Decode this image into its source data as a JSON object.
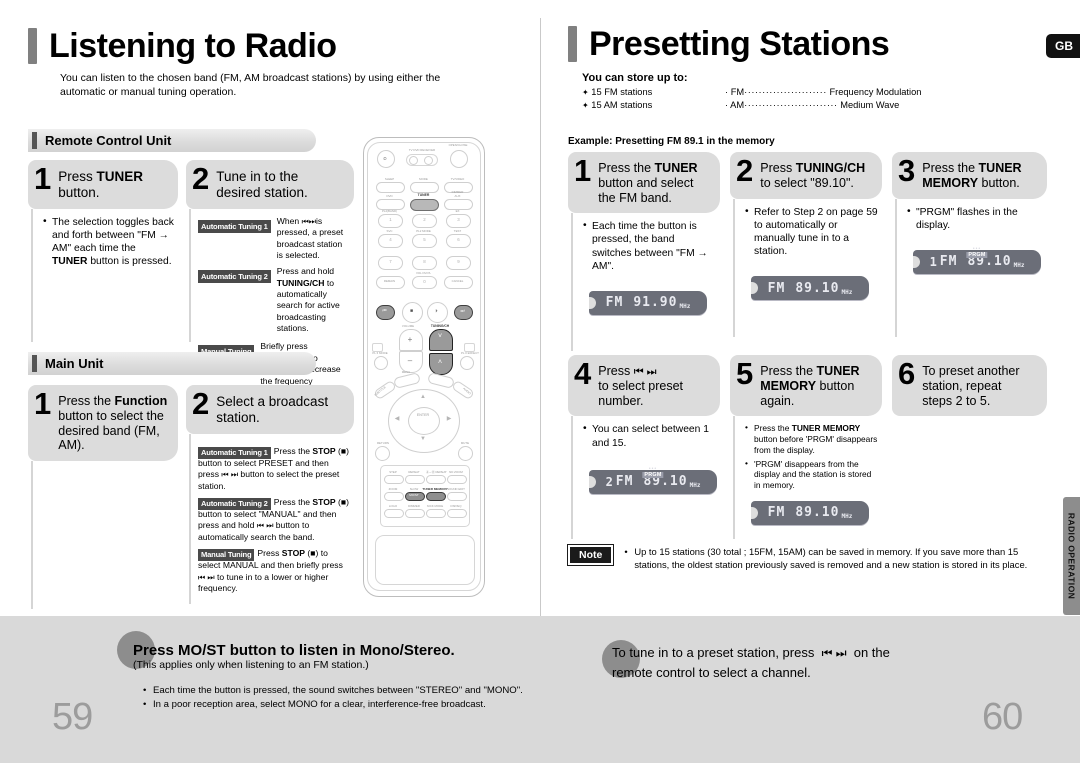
{
  "left_page": {
    "title": "Listening to Radio",
    "intro": "You can listen to the chosen band (FM, AM broadcast stations) by using either the automatic or manual tuning operation.",
    "page_number": "59",
    "sections": [
      {
        "heading": "Remote Control Unit",
        "steps": [
          {
            "number": "1",
            "title_plain": "Press TUNER button.",
            "title_pre": "Press ",
            "title_bold": "TUNER",
            "title_post": " button.",
            "bullets": [
              "The selection toggles back and forth between \"FM → AM\" each time the TUNER button is pressed."
            ]
          },
          {
            "number": "2",
            "title_plain": "Tune in to the desired station.",
            "tuning_rows": [
              {
                "badge": "Automatic Tuning 1",
                "text": "When ❘◀◀ ▶▶❘ is pressed, a preset broadcast station is selected."
              },
              {
                "badge": "Automatic Tuning 2",
                "text": "Press and hold TUNING/CH to automatically search for active broadcasting stations."
              },
              {
                "badge": "Manual Tuning",
                "text": "Briefly press TUNING/CH to increase or decrease the frequency incrementally."
              }
            ]
          }
        ]
      },
      {
        "heading": "Main Unit",
        "steps": [
          {
            "number": "1",
            "title_plain": "Press the Function button to select the desired band (FM, AM).",
            "bullets": []
          },
          {
            "number": "2",
            "title_plain": "Select a broadcast station.",
            "tuning_rows": [
              {
                "badge": "Automatic Tuning 1",
                "text": "Press the STOP (■) button to select PRESET and then press ❘◀◀ ▶▶❘ button to select the preset station."
              },
              {
                "badge": "Automatic Tuning 2",
                "text": "Press the STOP (■) button to select \"MANUAL\" and then press and hold ❘◀◀ ▶▶❘ button to automatically search the band."
              },
              {
                "badge": "Manual Tuning",
                "text": "Press STOP (■) to select MANUAL and then briefly press ❘◀◀ ▶▶❘ to tune in to a lower or higher frequency."
              }
            ]
          }
        ]
      }
    ]
  },
  "right_page": {
    "title": "Presetting Stations",
    "lang_tab": "GB",
    "side_tab": "RADIO OPERATION",
    "page_number": "60",
    "store_title": "You can store up to:",
    "store_items": [
      "15 FM stations",
      "15 AM stations"
    ],
    "band_defs": [
      {
        "abbr": "FM",
        "dots": "·······················",
        "meaning": "Frequency Modulation"
      },
      {
        "abbr": "AM",
        "dots": "··························",
        "meaning": "Medium Wave"
      }
    ],
    "example_label": "Example: Presetting FM 89.1 in the memory",
    "steps": [
      {
        "number": "1",
        "title_plain": "Press the TUNER button and select the FM band.",
        "bullets": [
          "Each time the button is pressed, the band switches between \"FM → AM\"."
        ],
        "lcd": {
          "preset": "",
          "band": "FM",
          "freq": "91.90",
          "unit": "MHz",
          "prgm": false
        }
      },
      {
        "number": "2",
        "title_plain": "Press TUNING/CH to select \"89.10\".",
        "bullets": [
          "Refer to Step 2 on page 59 to automatically or manually tune in to a station."
        ],
        "lcd": {
          "preset": "",
          "band": "FM",
          "freq": "89.10",
          "unit": "MHz",
          "prgm": false
        }
      },
      {
        "number": "3",
        "title_plain": "Press the TUNER MEMORY button.",
        "bullets": [
          "\"PRGM\" flashes in the display."
        ],
        "lcd": {
          "preset": "1",
          "band": "FM",
          "freq": "89.10",
          "unit": "MHz",
          "prgm": true
        }
      },
      {
        "number": "4",
        "title_plain": "Press ❘◀◀ ▶▶❘ to select preset number.",
        "bullets": [
          "You can select between 1 and 15."
        ],
        "lcd": {
          "preset": "2",
          "band": "FM",
          "freq": "89.10",
          "unit": "MHz",
          "prgm": true
        }
      },
      {
        "number": "5",
        "title_plain": "Press the TUNER MEMORY button again.",
        "bullets": [
          "Press the TUNER MEMORY button before 'PRGM' disappears from the display.",
          "'PRGM' disappears from the display and the station is stored in memory."
        ],
        "lcd": {
          "preset": "",
          "band": "FM",
          "freq": "89.10",
          "unit": "MHz",
          "prgm": false
        }
      },
      {
        "number": "6",
        "title_plain": "To preset another station, repeat steps 2 to 5.",
        "bullets": [],
        "lcd": null
      }
    ],
    "note": {
      "label": "Note",
      "text": "Up to 15 stations (30 total ; 15FM, 15AM) can be saved in memory. If you save more than 15 stations, the oldest station previously saved is removed and a new station is stored in its place."
    }
  },
  "footer": {
    "left": {
      "title_pre": "Press ",
      "title_bold": "MO/ST",
      "title_post": " button to listen in Mono/Stereo.",
      "subtitle": "(This applies only when listening to an FM station.)",
      "bullets": [
        "Each time the button is pressed, the sound switches between \"STEREO\" and \"MONO\".",
        "In a poor reception area, select MONO for a clear, interference-free broadcast."
      ]
    },
    "right": {
      "line1": "To tune in to a preset station, press  ❘◀◀ ▶▶❘  on the",
      "line2": "remote control to select a channel."
    }
  },
  "remote": {
    "labels": {
      "open_close": "OPEN/CLOSE",
      "tv_dvd_receiver": "TV    DVD RECEIVER",
      "sleep": "SLEEP",
      "mode": "MODE",
      "tv_video": "TV/VIDEO",
      "dimmer": "DIMMER",
      "dvd": "DVD",
      "tuner": "TUNER",
      "aux": "AUX",
      "pl2_band": "PL2(BAND)",
      "ex": "EX",
      "svc": "SVC",
      "pl2_mode": "PL2 MODE",
      "test": "TEST",
      "remain": "REMAIN",
      "vol_fm_pl": "VOL FM PL",
      "cancel": "CANCEL",
      "volume": "VOLUME",
      "tuning_ch": "TUNING/CH",
      "pl2_mode_left": "PL II MODE",
      "pl2_effect_right": "PL II EFFECT",
      "menu": "MENU",
      "dvd_top": "DVD",
      "subtitle": "SUBTITLE",
      "audio": "AUDIO",
      "enter": "ENTER",
      "return": "RETURN",
      "mute": "MUTE",
      "step": "STEP",
      "repeat": "REPEAT",
      "ab_repeat": "Ⓐ↔Ⓑ REPEAT",
      "nd_zoom": "ND ZOOM",
      "zoom": "ZOOM",
      "slow": "SLOW",
      "tuner_memory": "TUNER MEMORY",
      "sound_edit": "SOUND EDIT",
      "logo": "LOGO",
      "dimmer2": "DIMMER",
      "nick_mode": "NICK MODE",
      "dsp_eq": "DSP/EQ",
      "mo_st": "MO/ST"
    },
    "keypad": [
      "1",
      "2",
      "3",
      "4",
      "5",
      "6",
      "7",
      "8",
      "9",
      "0"
    ]
  }
}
○ ○ ○ ○ ○
What to do: Give the number of lines in the listing above that hold the string "MODE", with nothing else.

Exercise result: 4